— Start of SOURCE DATA —
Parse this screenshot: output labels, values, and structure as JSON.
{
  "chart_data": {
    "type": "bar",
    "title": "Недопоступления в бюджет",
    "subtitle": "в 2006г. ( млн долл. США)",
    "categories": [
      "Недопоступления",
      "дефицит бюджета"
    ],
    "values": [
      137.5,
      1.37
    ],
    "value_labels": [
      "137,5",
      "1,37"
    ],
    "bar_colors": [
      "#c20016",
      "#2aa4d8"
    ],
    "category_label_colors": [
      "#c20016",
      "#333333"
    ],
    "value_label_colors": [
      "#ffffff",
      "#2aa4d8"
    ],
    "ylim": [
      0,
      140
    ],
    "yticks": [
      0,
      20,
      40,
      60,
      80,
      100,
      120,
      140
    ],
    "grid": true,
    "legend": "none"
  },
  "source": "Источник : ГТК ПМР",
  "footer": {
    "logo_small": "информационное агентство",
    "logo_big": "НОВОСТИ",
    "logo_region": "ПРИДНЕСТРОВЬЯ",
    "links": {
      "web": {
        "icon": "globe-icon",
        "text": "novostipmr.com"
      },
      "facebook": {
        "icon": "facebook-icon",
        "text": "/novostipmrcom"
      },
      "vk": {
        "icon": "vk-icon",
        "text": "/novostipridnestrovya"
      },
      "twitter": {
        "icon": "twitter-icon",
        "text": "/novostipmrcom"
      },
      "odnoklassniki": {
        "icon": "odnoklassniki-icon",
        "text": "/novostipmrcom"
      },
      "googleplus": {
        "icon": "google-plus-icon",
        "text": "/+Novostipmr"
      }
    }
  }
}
— End of SOURCE DATA —
- WHAT TO WORK ON
From the data above, copy each line that has the string "icon".

- RESULT FOR THIS EXERCISE
        "icon": "globe-icon",
        "icon": "facebook-icon",
        "icon": "vk-icon",
        "icon": "twitter-icon",
        "icon": "odnoklassniki-icon",
        "icon": "google-plus-icon",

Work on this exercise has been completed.